> [WORK REQUIRED]: Return all lines in the material below that contain "圆明园的毁灭".

-- START OF STORED ROWS --

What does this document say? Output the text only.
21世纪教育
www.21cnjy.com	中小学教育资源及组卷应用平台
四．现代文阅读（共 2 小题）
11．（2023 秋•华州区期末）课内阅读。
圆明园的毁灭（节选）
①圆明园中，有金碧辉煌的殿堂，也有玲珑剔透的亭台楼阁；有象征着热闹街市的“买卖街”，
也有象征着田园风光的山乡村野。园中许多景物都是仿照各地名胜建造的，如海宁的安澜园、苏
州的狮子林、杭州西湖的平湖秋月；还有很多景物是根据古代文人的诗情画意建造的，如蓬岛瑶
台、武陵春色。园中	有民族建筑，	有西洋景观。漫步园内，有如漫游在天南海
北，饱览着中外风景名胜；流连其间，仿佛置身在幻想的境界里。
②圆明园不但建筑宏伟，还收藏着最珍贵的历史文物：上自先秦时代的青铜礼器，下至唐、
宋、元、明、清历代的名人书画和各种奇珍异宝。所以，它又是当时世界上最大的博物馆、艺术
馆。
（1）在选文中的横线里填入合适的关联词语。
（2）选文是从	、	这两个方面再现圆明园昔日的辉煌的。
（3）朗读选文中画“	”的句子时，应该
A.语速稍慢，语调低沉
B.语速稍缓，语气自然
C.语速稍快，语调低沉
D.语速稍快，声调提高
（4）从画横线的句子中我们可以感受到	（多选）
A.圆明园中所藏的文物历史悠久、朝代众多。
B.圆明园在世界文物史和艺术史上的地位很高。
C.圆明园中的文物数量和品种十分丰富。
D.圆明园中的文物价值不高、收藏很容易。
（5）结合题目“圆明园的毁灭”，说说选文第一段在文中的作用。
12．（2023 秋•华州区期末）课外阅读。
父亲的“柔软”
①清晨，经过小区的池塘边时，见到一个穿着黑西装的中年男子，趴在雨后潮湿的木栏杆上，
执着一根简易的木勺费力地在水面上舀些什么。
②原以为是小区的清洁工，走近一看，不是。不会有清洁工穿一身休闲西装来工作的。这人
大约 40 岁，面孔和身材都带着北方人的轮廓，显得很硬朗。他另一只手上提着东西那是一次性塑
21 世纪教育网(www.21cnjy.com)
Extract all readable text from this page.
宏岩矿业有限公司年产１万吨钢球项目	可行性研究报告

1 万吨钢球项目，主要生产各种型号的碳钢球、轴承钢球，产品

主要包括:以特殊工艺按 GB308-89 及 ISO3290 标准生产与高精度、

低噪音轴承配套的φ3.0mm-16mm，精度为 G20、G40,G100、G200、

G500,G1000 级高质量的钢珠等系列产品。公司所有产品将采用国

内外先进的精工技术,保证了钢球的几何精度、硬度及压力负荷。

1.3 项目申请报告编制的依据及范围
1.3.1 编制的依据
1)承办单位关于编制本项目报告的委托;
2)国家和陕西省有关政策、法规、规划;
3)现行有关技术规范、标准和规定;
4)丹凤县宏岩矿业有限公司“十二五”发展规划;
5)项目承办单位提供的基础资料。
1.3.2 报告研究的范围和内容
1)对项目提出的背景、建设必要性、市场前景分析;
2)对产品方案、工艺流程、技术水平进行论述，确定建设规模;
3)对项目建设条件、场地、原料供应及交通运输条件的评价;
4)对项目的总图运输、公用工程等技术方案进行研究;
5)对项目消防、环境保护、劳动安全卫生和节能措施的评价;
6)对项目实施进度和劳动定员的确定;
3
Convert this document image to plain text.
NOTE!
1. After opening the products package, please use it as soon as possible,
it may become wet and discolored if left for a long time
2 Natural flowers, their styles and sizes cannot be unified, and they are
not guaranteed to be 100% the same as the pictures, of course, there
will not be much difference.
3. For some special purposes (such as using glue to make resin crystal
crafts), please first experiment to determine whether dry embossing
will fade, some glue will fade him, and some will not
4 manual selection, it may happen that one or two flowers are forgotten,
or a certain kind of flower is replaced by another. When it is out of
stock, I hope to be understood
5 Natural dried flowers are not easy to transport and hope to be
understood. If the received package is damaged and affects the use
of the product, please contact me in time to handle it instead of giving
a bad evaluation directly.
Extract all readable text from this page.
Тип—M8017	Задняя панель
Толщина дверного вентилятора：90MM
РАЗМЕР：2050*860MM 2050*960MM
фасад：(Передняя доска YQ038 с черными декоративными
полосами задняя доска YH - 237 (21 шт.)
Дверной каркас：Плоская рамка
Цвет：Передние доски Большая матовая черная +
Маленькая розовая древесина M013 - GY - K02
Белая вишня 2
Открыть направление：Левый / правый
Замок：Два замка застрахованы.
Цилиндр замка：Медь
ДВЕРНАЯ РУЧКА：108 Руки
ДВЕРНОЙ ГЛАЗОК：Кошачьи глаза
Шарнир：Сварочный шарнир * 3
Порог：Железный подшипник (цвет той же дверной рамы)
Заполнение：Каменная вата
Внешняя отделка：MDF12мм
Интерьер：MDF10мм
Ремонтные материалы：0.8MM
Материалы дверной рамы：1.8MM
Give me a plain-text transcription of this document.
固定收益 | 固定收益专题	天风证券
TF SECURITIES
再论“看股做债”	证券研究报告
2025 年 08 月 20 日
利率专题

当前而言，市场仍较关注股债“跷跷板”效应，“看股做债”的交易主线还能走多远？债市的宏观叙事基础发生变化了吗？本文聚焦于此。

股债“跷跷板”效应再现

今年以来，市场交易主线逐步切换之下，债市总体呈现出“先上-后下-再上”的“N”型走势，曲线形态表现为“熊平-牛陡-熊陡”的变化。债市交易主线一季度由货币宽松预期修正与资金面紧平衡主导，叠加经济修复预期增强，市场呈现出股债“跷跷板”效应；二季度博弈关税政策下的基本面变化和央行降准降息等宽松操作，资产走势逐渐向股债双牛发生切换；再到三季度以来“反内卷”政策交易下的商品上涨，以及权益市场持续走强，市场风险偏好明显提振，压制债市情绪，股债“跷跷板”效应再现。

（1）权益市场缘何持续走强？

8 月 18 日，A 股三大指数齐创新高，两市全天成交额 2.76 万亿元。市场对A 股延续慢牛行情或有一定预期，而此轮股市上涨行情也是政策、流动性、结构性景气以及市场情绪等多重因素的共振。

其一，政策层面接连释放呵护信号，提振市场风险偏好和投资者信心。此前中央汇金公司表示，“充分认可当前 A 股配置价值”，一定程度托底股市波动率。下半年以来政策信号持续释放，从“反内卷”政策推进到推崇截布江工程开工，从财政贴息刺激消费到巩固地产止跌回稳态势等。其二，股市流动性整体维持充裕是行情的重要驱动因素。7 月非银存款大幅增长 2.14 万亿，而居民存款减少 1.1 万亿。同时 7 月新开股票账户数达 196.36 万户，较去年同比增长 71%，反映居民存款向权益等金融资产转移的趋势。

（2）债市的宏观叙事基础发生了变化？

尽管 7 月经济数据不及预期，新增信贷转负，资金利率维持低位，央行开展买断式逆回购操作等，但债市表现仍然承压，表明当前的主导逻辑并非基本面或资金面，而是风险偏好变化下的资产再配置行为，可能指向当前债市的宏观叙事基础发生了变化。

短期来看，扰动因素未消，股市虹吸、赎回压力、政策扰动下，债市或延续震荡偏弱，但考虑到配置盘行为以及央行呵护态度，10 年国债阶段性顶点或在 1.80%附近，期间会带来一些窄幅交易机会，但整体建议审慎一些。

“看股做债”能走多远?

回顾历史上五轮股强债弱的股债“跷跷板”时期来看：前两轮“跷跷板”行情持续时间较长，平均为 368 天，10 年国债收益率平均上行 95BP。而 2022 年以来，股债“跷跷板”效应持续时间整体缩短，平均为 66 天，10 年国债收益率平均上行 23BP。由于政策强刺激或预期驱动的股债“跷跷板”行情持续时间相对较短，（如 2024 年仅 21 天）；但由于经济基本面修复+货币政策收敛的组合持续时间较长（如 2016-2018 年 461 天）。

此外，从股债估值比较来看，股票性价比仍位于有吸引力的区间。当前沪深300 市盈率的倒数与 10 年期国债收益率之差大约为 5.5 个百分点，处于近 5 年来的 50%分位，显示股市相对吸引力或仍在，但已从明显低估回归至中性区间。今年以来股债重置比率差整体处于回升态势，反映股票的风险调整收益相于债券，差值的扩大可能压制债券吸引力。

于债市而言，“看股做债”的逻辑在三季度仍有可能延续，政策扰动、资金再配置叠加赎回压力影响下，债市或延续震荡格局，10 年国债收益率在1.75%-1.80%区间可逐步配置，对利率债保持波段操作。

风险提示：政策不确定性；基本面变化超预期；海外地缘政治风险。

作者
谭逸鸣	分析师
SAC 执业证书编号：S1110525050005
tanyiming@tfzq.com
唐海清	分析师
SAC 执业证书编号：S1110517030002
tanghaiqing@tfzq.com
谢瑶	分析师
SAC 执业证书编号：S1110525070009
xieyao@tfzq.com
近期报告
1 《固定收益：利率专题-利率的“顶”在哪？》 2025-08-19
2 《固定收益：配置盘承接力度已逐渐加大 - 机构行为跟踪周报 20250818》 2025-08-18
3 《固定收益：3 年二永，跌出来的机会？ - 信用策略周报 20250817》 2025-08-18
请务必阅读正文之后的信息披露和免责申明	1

-- END OF STORED ROWS --

> [EXERCISE SOLUTION]:
圆明园的毁灭（节选）
（5）结合题目“圆明园的毁灭”，说说选文第一段在文中的作用。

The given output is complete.